**Given task:** Produce a verbatim copy of the entries listed below.

**Given data:**
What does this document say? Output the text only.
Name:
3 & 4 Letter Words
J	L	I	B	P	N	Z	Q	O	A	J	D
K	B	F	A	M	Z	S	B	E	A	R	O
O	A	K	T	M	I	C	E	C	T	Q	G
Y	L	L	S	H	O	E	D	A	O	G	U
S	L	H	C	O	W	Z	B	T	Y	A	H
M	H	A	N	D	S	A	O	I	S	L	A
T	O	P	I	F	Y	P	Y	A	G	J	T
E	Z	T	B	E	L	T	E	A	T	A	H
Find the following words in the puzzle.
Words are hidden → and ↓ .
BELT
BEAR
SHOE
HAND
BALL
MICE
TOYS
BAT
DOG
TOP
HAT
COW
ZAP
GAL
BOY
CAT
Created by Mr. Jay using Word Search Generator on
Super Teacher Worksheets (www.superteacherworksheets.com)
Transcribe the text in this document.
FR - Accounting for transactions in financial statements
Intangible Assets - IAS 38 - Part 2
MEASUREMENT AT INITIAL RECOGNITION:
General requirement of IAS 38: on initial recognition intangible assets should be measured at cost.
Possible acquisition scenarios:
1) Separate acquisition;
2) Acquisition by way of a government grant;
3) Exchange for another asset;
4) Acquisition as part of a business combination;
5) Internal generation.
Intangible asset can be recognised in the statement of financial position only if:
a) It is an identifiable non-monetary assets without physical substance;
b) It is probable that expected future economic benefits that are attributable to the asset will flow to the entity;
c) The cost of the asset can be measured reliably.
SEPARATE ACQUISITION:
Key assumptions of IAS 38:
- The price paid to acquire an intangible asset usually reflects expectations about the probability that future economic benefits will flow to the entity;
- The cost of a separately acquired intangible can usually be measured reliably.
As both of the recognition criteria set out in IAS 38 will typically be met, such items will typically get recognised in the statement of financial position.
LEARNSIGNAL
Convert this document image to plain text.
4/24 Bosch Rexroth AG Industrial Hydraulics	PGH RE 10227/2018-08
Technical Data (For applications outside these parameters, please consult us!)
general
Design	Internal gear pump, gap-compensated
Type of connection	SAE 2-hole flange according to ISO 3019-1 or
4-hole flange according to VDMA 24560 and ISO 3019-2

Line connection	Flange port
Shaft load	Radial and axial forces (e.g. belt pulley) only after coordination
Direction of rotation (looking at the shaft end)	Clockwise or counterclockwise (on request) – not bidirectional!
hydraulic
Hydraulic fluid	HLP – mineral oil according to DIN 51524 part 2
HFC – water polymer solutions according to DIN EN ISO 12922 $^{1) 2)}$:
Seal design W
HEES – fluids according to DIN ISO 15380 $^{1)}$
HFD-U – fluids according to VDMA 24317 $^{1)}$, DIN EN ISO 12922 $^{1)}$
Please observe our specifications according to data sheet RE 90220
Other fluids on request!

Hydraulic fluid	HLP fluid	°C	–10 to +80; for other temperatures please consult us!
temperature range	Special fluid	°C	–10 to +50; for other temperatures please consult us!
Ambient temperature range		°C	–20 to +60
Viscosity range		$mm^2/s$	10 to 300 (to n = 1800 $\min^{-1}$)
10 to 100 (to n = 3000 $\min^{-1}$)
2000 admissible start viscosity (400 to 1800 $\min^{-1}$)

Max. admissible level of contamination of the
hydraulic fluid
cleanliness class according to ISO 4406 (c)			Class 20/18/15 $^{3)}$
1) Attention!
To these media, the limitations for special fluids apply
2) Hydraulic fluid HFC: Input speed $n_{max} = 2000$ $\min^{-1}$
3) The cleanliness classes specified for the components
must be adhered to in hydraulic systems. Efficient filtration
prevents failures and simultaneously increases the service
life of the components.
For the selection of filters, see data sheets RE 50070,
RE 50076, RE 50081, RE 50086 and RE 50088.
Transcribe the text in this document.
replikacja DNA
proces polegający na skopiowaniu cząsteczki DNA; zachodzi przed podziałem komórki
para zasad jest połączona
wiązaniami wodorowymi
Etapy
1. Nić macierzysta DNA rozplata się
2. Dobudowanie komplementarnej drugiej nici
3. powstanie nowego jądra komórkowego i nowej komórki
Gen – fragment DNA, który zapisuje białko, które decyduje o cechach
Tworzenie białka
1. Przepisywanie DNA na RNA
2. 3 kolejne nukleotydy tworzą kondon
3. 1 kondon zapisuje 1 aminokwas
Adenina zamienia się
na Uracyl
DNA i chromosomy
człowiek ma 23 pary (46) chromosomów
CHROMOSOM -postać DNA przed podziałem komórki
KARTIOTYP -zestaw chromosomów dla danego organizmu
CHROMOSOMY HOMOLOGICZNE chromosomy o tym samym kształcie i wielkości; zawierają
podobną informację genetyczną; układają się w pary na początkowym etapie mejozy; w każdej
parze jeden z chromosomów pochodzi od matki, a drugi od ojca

**Exercise response:**
What does this document say? Output the text only.
Name:
3 & 4 Letter Words
J	L	I	B	P	N	Z	Q	O	A	J	D
K	B	F	A	M	Z	S	B	E	A	R	O
O	A	K	T	M	I	C	E	C	T	Q	G
Y	L	L	S	H	O	E	D	A	O	G	U
S	L	H	C	O	W	Z	B	T	Y	A	H
M	H	A	N	D	S	A	O	I	S	L	A
T	O	P	I	F	Y	P	Y	A	G	J	T
E	Z	T	B	E	L	T	E	A	T	A	H
Find the following words in the puzzle.
Words are hidden → and ↓ .
BELT
BEAR
SHOE
HAND
BALL
MICE
TOYS
BAT
DOG
TOP
HAT
COW
ZAP
GAL
BOY
CAT
Created by Mr. Jay using Word Search Generator on
Super Teacher Worksheets (www.superteacherworksheets.com)
Transcribe the text in this document.
FR - Accounting for transactions in financial statements
Intangible Assets - IAS 38 - Part 2
MEASUREMENT AT INITIAL RECOGNITION:
General requirement of IAS 38: on initial recognition intangible assets should be measured at cost.
Possible acquisition scenarios:
1) Separate acquisition;
2) Acquisition by way of a government grant;
3) Exchange for another asset;
4) Acquisition as part of a business combination;
5) Internal generation.
Intangible asset can be recognised in the statement of financial position only if:
a) It is an identifiable non-monetary assets without physical substance;
b) It is probable that expected future economic benefits that are attributable to the asset will flow to the entity;
c) The cost of the asset can be measured reliably.
SEPARATE ACQUISITION:
Key assumptions of IAS 38:
- The price paid to acquire an intangible asset usually reflects expectations about the probability that future economic benefits will flow to the entity;
- The cost of a separately acquired intangible can usually be measured reliably.
As both of the recognition criteria set out in IAS 38 will typically be met, such items will typically get recognised in the statement of financial position.
LEARNSIGNAL
Convert this document image to plain text.
4/24 Bosch Rexroth AG Industrial Hydraulics	PGH RE 10227/2018-08
Technical Data (For applications outside these parameters, please consult us!)
general
Design	Internal gear pump, gap-compensated
Type of connection	SAE 2-hole flange according to ISO 3019-1 or
4-hole flange according to VDMA 24560 and ISO 3019-2

Line connection	Flange port
Shaft load	Radial and axial forces (e.g. belt pulley) only after coordination
Direction of rotation (looking at the shaft end)	Clockwise or counterclockwise (on request) – not bidirectional!
hydraulic
Hydraulic fluid	HLP – mineral oil according to DIN 51524 part 2
HFC – water polymer solutions according to DIN EN ISO 12922 $^{1) 2)}$:
Seal design W
HEES – fluids according to DIN ISO 15380 $^{1)}$
HFD-U – fluids according to VDMA 24317 $^{1)}$, DIN EN ISO 12922 $^{1)}$
Please observe our specifications according to data sheet RE 90220
Other fluids on request!

Hydraulic fluid	HLP fluid	°C	–10 to +80; for other temperatures please consult us!
temperature range	Special fluid	°C	–10 to +50; for other temperatures please consult us!
Ambient temperature range		°C	–20 to +60
Viscosity range		$mm^2/s$	10 to 300 (to n = 1800 $\min^{-1}$)
10 to 100 (to n = 3000 $\min^{-1}$)
2000 admissible start viscosity (400 to 1800 $\min^{-1}$)

Max. admissible level of contamination of the
hydraulic fluid
cleanliness class according to ISO 4406 (c)			Class 20/18/15 $^{3)}$
1) Attention!
To these media, the limitations for special fluids apply
2) Hydraulic fluid HFC: Input speed $n_{max} = 2000$ $\min^{-1}$
3) The cleanliness classes specified for the components
must be adhered to in hydraulic systems. Efficient filtration
prevents failures and simultaneously increases the service
life of the components.
For the selection of filters, see data sheets RE 50070,
RE 50076, RE 50081, RE 50086 and RE 50088.
Transcribe the text in this document.
replikacja DNA
proces polegający na skopiowaniu cząsteczki DNA; zachodzi przed podziałem komórki
para zasad jest połączona
wiązaniami wodorowymi
Etapy
1. Nić macierzysta DNA rozplata się
2. Dobudowanie komplementarnej drugiej nici
3. powstanie nowego jądra komórkowego i nowej komórki
Gen – fragment DNA, który zapisuje białko, które decyduje o cechach
Tworzenie białka
1. Przepisywanie DNA na RNA
2. 3 kolejne nukleotydy tworzą kondon
3. 1 kondon zapisuje 1 aminokwas
Adenina zamienia się
na Uracyl
DNA i chromosomy
człowiek ma 23 pary (46) chromosomów
CHROMOSOM -postać DNA przed podziałem komórki
KARTIOTYP -zestaw chromosomów dla danego organizmu
CHROMOSOMY HOMOLOGICZNE chromosomy o tym samym kształcie i wielkości; zawierają
podobną informację genetyczną; układają się w pary na początkowym etapie mejozy; w każdej
parze jeden z chromosomów pochodzi od matki, a drugi od ojca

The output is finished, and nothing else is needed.